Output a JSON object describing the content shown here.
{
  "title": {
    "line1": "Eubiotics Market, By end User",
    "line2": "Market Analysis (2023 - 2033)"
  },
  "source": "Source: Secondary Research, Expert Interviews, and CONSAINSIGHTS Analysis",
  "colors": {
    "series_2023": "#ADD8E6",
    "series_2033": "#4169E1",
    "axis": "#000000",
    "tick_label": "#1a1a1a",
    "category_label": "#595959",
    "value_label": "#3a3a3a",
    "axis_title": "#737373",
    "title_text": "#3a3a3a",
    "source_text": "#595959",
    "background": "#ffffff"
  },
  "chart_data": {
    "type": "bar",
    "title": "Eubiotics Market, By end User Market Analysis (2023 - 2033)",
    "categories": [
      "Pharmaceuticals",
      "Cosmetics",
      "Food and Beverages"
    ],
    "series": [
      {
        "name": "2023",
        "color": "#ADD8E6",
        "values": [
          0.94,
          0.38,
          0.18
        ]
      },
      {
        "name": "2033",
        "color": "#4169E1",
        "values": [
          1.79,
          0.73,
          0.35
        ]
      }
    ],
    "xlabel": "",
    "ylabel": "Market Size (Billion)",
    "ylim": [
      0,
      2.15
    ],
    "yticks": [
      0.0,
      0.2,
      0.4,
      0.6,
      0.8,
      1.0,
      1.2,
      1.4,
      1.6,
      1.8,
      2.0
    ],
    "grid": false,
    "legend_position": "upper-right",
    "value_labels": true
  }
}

**The exercise**
Gather each line in these records that contains the string "Eubiotics".

**Task output**
    "line1": "Eubiotics Market, By end User",
    "title": "Eubiotics Market, By end User Market Analysis (2023 - 2033)",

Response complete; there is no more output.